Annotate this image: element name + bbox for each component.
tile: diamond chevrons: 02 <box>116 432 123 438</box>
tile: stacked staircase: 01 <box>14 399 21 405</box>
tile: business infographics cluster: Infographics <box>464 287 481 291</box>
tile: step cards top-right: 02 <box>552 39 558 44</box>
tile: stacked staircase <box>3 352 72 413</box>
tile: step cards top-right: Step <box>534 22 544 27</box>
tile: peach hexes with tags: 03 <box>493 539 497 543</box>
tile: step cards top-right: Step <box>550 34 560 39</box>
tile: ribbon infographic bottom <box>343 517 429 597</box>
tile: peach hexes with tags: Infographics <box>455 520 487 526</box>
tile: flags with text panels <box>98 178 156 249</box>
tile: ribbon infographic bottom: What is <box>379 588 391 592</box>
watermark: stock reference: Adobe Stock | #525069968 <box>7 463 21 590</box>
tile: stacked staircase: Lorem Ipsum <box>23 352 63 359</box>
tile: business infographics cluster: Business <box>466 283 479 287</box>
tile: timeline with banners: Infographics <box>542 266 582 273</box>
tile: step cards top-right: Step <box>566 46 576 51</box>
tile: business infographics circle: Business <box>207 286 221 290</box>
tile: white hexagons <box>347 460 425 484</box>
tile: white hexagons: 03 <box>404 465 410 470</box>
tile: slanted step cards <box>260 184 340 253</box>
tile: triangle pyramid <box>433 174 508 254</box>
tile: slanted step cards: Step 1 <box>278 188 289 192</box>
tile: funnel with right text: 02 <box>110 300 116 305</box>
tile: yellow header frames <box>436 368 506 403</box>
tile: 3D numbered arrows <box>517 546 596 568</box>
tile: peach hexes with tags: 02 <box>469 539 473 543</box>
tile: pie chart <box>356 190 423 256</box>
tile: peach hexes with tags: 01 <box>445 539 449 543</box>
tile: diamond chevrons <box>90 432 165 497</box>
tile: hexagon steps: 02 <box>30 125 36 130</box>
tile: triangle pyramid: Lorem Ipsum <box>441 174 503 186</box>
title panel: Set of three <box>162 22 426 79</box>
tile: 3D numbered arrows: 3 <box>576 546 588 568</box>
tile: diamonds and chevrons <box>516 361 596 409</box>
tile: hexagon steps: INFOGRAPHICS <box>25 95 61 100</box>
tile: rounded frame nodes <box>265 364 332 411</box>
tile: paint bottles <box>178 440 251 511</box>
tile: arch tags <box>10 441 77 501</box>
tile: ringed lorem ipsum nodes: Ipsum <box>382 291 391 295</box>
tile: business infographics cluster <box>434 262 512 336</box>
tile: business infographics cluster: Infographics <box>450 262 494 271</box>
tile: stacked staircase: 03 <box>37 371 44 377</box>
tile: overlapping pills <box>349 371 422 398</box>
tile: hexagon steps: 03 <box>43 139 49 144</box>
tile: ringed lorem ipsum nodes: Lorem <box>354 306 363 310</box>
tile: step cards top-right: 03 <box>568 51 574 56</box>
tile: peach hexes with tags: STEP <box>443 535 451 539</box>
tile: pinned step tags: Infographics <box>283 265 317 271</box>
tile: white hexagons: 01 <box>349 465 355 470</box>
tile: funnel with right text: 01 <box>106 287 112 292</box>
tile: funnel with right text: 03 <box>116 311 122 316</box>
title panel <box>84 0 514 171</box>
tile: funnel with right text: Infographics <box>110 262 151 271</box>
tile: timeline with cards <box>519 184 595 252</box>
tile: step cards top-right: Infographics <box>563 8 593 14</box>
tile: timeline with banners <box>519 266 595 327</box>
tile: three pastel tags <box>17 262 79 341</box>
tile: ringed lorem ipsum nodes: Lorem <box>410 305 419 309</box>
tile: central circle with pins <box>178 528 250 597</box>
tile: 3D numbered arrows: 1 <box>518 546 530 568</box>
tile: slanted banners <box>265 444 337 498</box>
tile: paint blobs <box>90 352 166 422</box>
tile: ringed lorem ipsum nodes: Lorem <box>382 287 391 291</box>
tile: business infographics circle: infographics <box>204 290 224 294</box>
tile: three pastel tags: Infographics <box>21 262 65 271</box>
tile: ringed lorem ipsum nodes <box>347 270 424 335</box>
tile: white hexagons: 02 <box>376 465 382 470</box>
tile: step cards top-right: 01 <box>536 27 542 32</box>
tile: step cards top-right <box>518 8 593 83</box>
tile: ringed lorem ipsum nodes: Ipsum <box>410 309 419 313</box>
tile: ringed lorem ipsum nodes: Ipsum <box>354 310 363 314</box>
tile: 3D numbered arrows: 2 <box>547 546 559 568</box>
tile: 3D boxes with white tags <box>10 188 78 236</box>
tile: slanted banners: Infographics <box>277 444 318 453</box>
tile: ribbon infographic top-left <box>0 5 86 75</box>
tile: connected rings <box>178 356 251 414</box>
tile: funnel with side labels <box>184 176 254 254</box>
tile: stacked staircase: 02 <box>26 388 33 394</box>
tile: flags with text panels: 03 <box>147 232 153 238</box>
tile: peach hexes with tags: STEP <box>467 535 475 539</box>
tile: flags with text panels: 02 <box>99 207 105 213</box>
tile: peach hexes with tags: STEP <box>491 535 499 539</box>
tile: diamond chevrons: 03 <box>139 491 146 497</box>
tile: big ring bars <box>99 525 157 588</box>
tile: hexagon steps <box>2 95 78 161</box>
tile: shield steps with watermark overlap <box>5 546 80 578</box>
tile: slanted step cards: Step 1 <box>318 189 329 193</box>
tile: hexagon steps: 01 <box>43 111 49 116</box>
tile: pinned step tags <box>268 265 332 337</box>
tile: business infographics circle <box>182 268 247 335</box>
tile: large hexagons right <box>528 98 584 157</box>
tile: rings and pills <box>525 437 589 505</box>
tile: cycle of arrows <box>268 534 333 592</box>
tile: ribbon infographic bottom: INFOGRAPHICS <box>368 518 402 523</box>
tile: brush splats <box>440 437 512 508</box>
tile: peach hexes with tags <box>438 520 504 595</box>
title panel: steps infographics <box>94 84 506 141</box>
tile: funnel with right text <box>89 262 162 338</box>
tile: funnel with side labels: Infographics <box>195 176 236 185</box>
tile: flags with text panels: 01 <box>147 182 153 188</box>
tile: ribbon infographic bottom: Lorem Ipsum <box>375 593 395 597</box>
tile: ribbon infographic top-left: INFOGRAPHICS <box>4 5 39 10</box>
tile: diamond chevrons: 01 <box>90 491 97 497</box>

________________________________________

Can you rewrite the full listing above with "peach hexes with tags" switched to "orange hexagons with labels" throughout and every other character left unchanged?

Annotate this image: element name + bbox for each component.
tile: diamond chevrons: 02 <box>116 432 123 438</box>
tile: stacked staircase: 01 <box>14 399 21 405</box>
tile: business infographics cluster: Infographics <box>464 287 481 291</box>
tile: step cards top-right: 02 <box>552 39 558 44</box>
tile: stacked staircase <box>3 352 72 413</box>
tile: step cards top-right: Step <box>534 22 544 27</box>
tile: orange hexagons with labels: 03 <box>493 539 497 543</box>
tile: step cards top-right: Step <box>550 34 560 39</box>
tile: ribbon infographic bottom <box>343 517 429 597</box>
tile: orange hexagons with labels: Infographics <box>455 520 487 526</box>
tile: flags with text panels <box>98 178 156 249</box>
tile: ribbon infographic bottom: What is <box>379 588 391 592</box>
watermark: stock reference: Adobe Stock | #525069968 <box>7 463 21 590</box>
tile: stacked staircase: Lorem Ipsum <box>23 352 63 359</box>
tile: business infographics cluster: Business <box>466 283 479 287</box>
tile: timeline with banners: Infographics <box>542 266 582 273</box>
tile: step cards top-right: Step <box>566 46 576 51</box>
tile: business infographics circle: Business <box>207 286 221 290</box>
tile: white hexagons <box>347 460 425 484</box>
tile: white hexagons: 03 <box>404 465 410 470</box>
tile: slanted step cards <box>260 184 340 253</box>
tile: triangle pyramid <box>433 174 508 254</box>
tile: slanted step cards: Step 1 <box>278 188 289 192</box>
tile: funnel with right text: 02 <box>110 300 116 305</box>
tile: yellow header frames <box>436 368 506 403</box>
tile: 3D numbered arrows <box>517 546 596 568</box>
tile: orange hexagons with labels: 02 <box>469 539 473 543</box>
tile: pie chart <box>356 190 423 256</box>
tile: orange hexagons with labels: 01 <box>445 539 449 543</box>
tile: diamond chevrons <box>90 432 165 497</box>
tile: hexagon steps: 02 <box>30 125 36 130</box>
tile: triangle pyramid: Lorem Ipsum <box>441 174 503 186</box>
title panel: Set of three <box>162 22 426 79</box>
tile: 3D numbered arrows: 3 <box>576 546 588 568</box>
tile: diamonds and chevrons <box>516 361 596 409</box>
tile: hexagon steps: INFOGRAPHICS <box>25 95 61 100</box>
tile: rounded frame nodes <box>265 364 332 411</box>
tile: paint bottles <box>178 440 251 511</box>
tile: arch tags <box>10 441 77 501</box>
tile: ringed lorem ipsum nodes: Ipsum <box>382 291 391 295</box>
tile: business infographics cluster <box>434 262 512 336</box>
tile: business infographics cluster: Infographics <box>450 262 494 271</box>
tile: stacked staircase: 03 <box>37 371 44 377</box>
tile: overlapping pills <box>349 371 422 398</box>
tile: hexagon steps: 03 <box>43 139 49 144</box>
tile: ringed lorem ipsum nodes: Lorem <box>354 306 363 310</box>
tile: step cards top-right: 03 <box>568 51 574 56</box>
tile: orange hexagons with labels: STEP <box>443 535 451 539</box>
tile: pinned step tags: Infographics <box>283 265 317 271</box>
tile: white hexagons: 01 <box>349 465 355 470</box>
tile: funnel with right text: 01 <box>106 287 112 292</box>
tile: funnel with right text: 03 <box>116 311 122 316</box>
title panel <box>84 0 514 171</box>
tile: funnel with right text: Infographics <box>110 262 151 271</box>
tile: timeline with cards <box>519 184 595 252</box>
tile: step cards top-right: Infographics <box>563 8 593 14</box>
tile: timeline with banners <box>519 266 595 327</box>
tile: three pastel tags <box>17 262 79 341</box>
tile: ringed lorem ipsum nodes: Lorem <box>410 305 419 309</box>
tile: central circle with pins <box>178 528 250 597</box>
tile: 3D numbered arrows: 1 <box>518 546 530 568</box>
tile: slanted banners <box>265 444 337 498</box>
tile: paint blobs <box>90 352 166 422</box>
tile: ringed lorem ipsum nodes: Lorem <box>382 287 391 291</box>
tile: business infographics circle: infographics <box>204 290 224 294</box>
tile: three pastel tags: Infographics <box>21 262 65 271</box>
tile: ringed lorem ipsum nodes <box>347 270 424 335</box>
tile: white hexagons: 02 <box>376 465 382 470</box>
tile: step cards top-right: 01 <box>536 27 542 32</box>
tile: step cards top-right <box>518 8 593 83</box>
tile: ringed lorem ipsum nodes: Ipsum <box>410 309 419 313</box>
tile: ringed lorem ipsum nodes: Ipsum <box>354 310 363 314</box>
tile: 3D numbered arrows: 2 <box>547 546 559 568</box>
tile: 3D boxes with white tags <box>10 188 78 236</box>
tile: slanted banners: Infographics <box>277 444 318 453</box>
tile: ribbon infographic top-left <box>0 5 86 75</box>
tile: connected rings <box>178 356 251 414</box>
tile: funnel with side labels <box>184 176 254 254</box>
tile: stacked staircase: 02 <box>26 388 33 394</box>
tile: flags with text panels: 03 <box>147 232 153 238</box>
tile: orange hexagons with labels: STEP <box>467 535 475 539</box>
tile: flags with text panels: 02 <box>99 207 105 213</box>
tile: orange hexagons with labels: STEP <box>491 535 499 539</box>
tile: diamond chevrons: 03 <box>139 491 146 497</box>
tile: big ring bars <box>99 525 157 588</box>
tile: hexagon steps <box>2 95 78 161</box>
tile: shield steps with watermark overlap <box>5 546 80 578</box>
tile: slanted step cards: Step 1 <box>318 189 329 193</box>
tile: hexagon steps: 01 <box>43 111 49 116</box>
tile: pinned step tags <box>268 265 332 337</box>
tile: business infographics circle <box>182 268 247 335</box>
tile: large hexagons right <box>528 98 584 157</box>
tile: rings and pills <box>525 437 589 505</box>
tile: cycle of arrows <box>268 534 333 592</box>
tile: ribbon infographic bottom: INFOGRAPHICS <box>368 518 402 523</box>
tile: brush splats <box>440 437 512 508</box>
tile: orange hexagons with labels <box>438 520 504 595</box>
title panel: steps infographics <box>94 84 506 141</box>
tile: funnel with right text <box>89 262 162 338</box>
tile: funnel with side labels: Infographics <box>195 176 236 185</box>
tile: flags with text panels: 01 <box>147 182 153 188</box>
tile: ribbon infographic bottom: Lorem Ipsum <box>375 593 395 597</box>
tile: ribbon infographic top-left: INFOGRAPHICS <box>4 5 39 10</box>
tile: diamond chevrons: 01 <box>90 491 97 497</box>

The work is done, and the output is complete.